**Task objective:**
Identify all lines below that hold "confronti" and collect them.

**Provided records:**
━━━━━━━━━━━━━━━━

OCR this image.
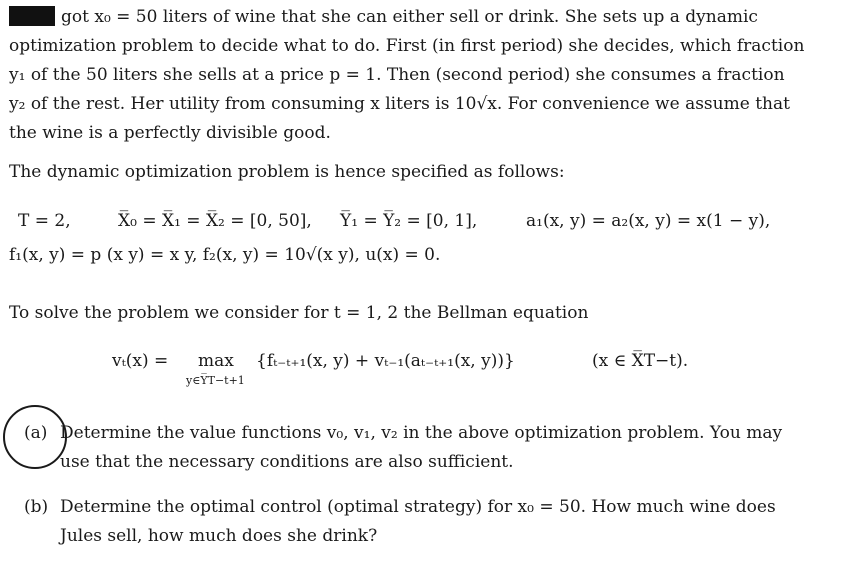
got x₀ = 50 liters of wine that she can either sell or drink. She sets up a dynamic
optimization problem to decide what to do. First (in first period) she decides, which fraction
y₁ of the 50 liters she sells at a price p = 1. Then (second period) she consumes a fraction
y₂ of the rest. Her utility from consuming x liters is 10√x. For convenience we assume that
the wine is a perfectly divisible good.
The dynamic optimization problem is hence specified as follows:
T = 2,	X̅₀ = X̅₁ = X̅₂ = [0, 50], Y̅₁ = Y̅₂ = [0, 1],	a₁(x, y) = a₂(x, y) = x(1 − y),
f₁(x, y) = p (x y) = x y, f₂(x, y) = 10√(x y), u(x) = 0.
To solve the problem we consider for t = 1, 2 the Bellman equation
vₜ(x) = max
y∈Y̅T−t+1
{fₜ₋ₜ₊₁(x, y) + vₜ₋₁(aₜ₋ₜ₊₁(x, y))}	(x ∈ X̅T−t).
(a) Determine the value functions v₀, v₁, v₂ in the above optimization problem. You may
use that the necessary conditions are also sufficient.
(b) Determine the optimal control (optimal strategy) for x₀ = 50. How much wine does
Jules sell, how much does she drink?
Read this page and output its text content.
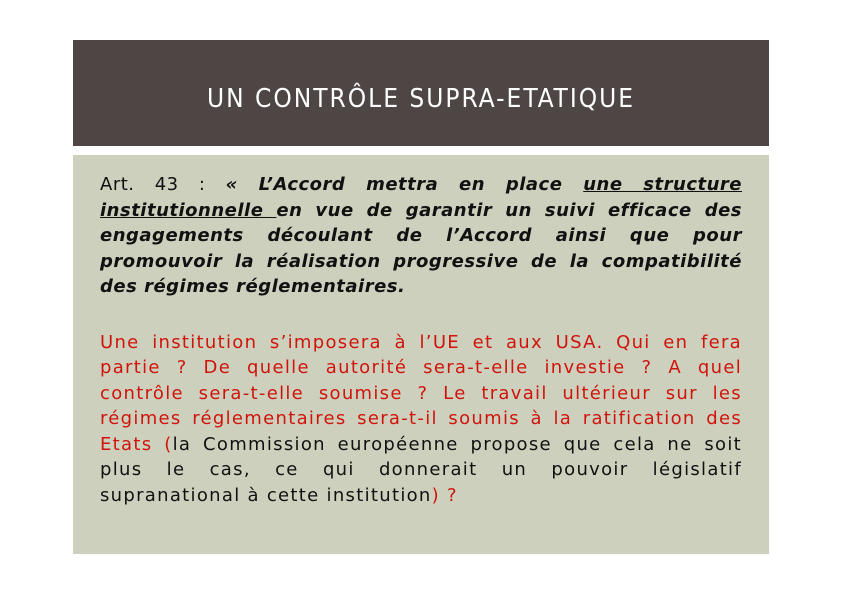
UN CONTRÔLE SUPRA-ETATIQUE

Art. 43 : « L’Accord mettra en place une structure institutionnelle en vue de garantir un suivi efficace des engagements découlant de l’Accord ainsi que pour promouvoir la réalisation progressive de la compatibilité des régimes réglementaires.

Une institution s’imposera à l’UE et aux USA. Qui en fera partie ? De quelle autorité sera-t-elle investie ? A quel contrôle sera-t-elle soumise ? Le travail ultérieur sur les régimes réglementaires sera-t-il soumis à la ratification des Etats (la Commission européenne propose que cela ne soit plus le cas, ce qui donnerait un pouvoir législatif supranational à cette institution) ?
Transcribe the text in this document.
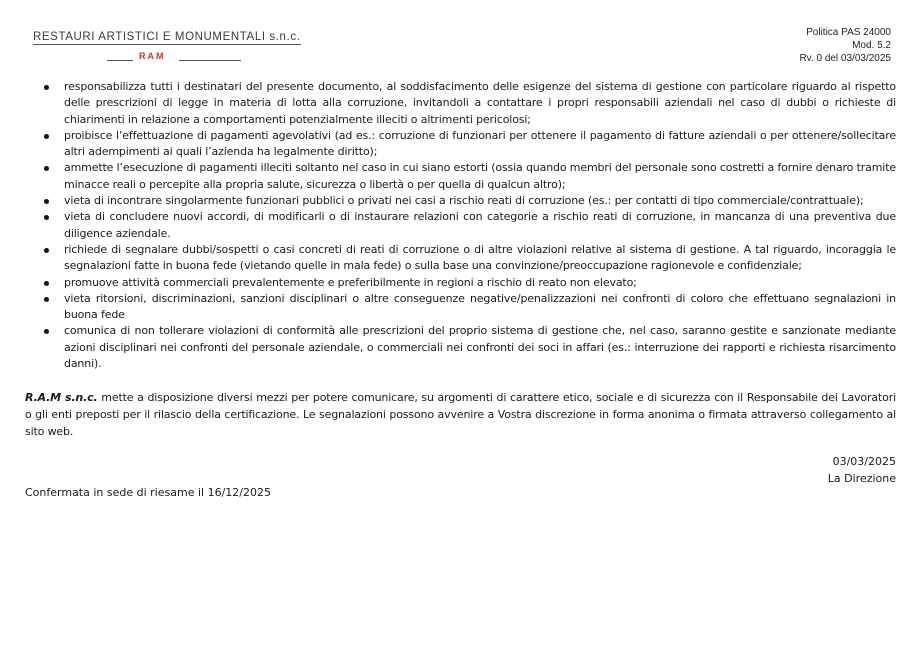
RESTAURI ARTISTICI E MONUMENTALI s.n.c.
RAM
Politica PAS 24000
Mod. 5.2
Rv. 0 del 03/03/2025
responsabilizza tutti i destinatari del presente documento, al soddisfacimento delle esigenze del sistema di gestione con particolare riguardo al rispetto delle prescrizioni di legge in materia di lotta alla corruzione, invitandoli a contattare i propri responsabili aziendali nel caso di dubbi o richieste di chiarimenti in relazione a comportamenti potenzialmente illeciti o altrimenti pericolosi;
proibisce l’effettuazione di pagamenti agevolativi (ad es.: corruzione di funzionari per ottenere il pagamento di fatture aziendali o per ottenere/sollecitare altri adempimenti ai quali l’azienda ha legalmente diritto);
ammette l’esecuzione di pagamenti illeciti soltanto nel caso in cui siano estorti (ossia quando membri del personale sono costretti a fornire denaro tramite minacce reali o percepite alla propria salute, sicurezza o libertà o per quella di qualcun altro);
vieta di incontrare singolarmente funzionari pubblici o privati nei casi a rischio reati di corruzione (es.: per contatti di tipo commerciale/contrattuale);
vieta di concludere nuovi accordi, di modificarli o di instaurare relazioni con categorie a rischio reati di corruzione, in mancanza di una preventiva due diligence aziendale.
richiede di segnalare dubbi/sospetti o casi concreti di reati di corruzione o di altre violazioni relative al sistema di gestione. A tal riguardo, incoraggia le segnalazioni fatte in buona fede (vietando quelle in mala fede) o sulla base una convinzione/preoccupazione ragionevole e confidenziale;
promuove attività commerciali prevalentemente e preferibilmente in regioni a rischio di reato non elevato;
vieta ritorsioni, discriminazioni, sanzioni disciplinari o altre conseguenze negative/penalizzazioni nei confronti di coloro che effettuano segnalazioni in buona fede
comunica di non tollerare violazioni di conformità alle prescrizioni del proprio sistema di gestione che, nel caso, saranno gestite e sanzionate mediante azioni disciplinari nei confronti del personale aziendale, o commerciali nei confronti dei soci in affari (es.: interruzione dei rapporti e richiesta risarcimento danni).
R.A.M s.n.c. mette a disposizione diversi mezzi per potere comunicare, su argomenti di carattere etico, sociale e di sicurezza con il Responsabile dei Lavoratori o gli enti preposti per il rilascio della certificazione. Le segnalazioni possono avvenire a Vostra discrezione in forma anonima o firmata attraverso collegamento al sito web.
03/03/2025
La Direzione
Confermata in sede di riesame il 16/12/2025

━━━━━━━━━━━━━━━━

**Task result:**
vieta ritorsioni, discriminazioni, sanzioni disciplinari o altre conseguenze negative/penalizzazioni nei confronti di coloro che effettuano segnalazioni in buona fede
comunica di non tollerare violazioni di conformità alle prescrizioni del proprio sistema di gestione che, nel caso, saranno gestite e sanzionate mediante azioni disciplinari nei confronti del personale aziendale, o commerciali nei confronti dei soci in affari (es.: interruzione dei rapporti e richiesta risarcimento danni).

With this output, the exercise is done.